>>>>
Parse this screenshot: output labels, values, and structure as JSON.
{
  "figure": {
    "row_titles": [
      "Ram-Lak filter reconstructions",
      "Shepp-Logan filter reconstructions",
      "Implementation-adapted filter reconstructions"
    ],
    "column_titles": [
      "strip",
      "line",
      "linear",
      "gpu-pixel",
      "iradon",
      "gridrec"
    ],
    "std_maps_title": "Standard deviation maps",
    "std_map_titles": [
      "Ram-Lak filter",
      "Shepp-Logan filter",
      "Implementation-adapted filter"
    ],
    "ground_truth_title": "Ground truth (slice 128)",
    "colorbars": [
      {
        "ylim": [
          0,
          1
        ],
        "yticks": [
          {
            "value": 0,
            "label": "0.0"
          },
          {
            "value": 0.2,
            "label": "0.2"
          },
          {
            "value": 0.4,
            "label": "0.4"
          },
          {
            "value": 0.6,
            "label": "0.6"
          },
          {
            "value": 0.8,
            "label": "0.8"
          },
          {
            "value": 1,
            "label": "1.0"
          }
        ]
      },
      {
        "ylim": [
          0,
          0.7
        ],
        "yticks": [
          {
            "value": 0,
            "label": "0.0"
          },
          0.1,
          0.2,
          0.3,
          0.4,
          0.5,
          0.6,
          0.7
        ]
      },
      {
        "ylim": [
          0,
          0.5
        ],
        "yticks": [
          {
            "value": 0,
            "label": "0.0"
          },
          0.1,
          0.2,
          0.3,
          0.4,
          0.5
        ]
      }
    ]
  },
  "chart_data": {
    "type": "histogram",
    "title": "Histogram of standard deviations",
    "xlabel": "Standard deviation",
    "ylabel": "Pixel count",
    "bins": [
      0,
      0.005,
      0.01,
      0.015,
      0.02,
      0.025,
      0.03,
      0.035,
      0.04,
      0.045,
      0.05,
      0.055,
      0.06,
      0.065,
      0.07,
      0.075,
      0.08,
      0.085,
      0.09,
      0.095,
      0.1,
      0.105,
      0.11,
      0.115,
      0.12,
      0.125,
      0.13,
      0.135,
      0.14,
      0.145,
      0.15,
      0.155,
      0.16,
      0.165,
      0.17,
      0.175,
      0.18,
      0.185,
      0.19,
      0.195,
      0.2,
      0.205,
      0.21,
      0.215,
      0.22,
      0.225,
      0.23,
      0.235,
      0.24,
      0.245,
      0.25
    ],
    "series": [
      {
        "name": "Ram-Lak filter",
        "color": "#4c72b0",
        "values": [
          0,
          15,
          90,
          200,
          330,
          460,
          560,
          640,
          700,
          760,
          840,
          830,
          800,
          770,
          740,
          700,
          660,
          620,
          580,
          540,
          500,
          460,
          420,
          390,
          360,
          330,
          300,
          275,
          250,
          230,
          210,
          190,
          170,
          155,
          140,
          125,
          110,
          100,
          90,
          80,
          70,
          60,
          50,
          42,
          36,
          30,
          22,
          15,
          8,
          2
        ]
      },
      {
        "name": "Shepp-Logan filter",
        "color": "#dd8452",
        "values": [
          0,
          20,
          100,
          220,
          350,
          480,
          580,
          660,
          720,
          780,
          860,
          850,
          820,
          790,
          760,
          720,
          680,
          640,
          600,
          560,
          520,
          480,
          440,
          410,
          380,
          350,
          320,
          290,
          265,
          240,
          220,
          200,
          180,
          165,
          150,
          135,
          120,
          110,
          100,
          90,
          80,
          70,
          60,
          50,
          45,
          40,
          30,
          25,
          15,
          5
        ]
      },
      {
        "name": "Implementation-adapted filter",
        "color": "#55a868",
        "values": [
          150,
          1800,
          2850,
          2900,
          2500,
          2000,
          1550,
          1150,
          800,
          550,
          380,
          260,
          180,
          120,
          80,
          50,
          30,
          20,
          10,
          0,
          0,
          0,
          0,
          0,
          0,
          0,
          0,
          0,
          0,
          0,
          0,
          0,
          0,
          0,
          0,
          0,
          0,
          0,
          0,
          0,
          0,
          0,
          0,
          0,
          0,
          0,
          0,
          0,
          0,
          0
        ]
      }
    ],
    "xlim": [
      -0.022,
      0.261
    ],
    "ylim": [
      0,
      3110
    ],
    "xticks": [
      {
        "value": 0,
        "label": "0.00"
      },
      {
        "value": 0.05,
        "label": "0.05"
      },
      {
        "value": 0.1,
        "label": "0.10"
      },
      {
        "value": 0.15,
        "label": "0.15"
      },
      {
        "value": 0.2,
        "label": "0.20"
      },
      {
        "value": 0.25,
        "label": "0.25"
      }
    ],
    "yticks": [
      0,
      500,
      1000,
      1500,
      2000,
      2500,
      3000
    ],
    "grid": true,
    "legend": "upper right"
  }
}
<<<<
• [GOAL]:
Identify all lines in the records above with the word "Implementation".

• [EXERCISE ANSWER]:
      "Implementation-adapted filter reconstructions"
      "Implementation-adapted filter"
        "name": "Implementation-adapted filter",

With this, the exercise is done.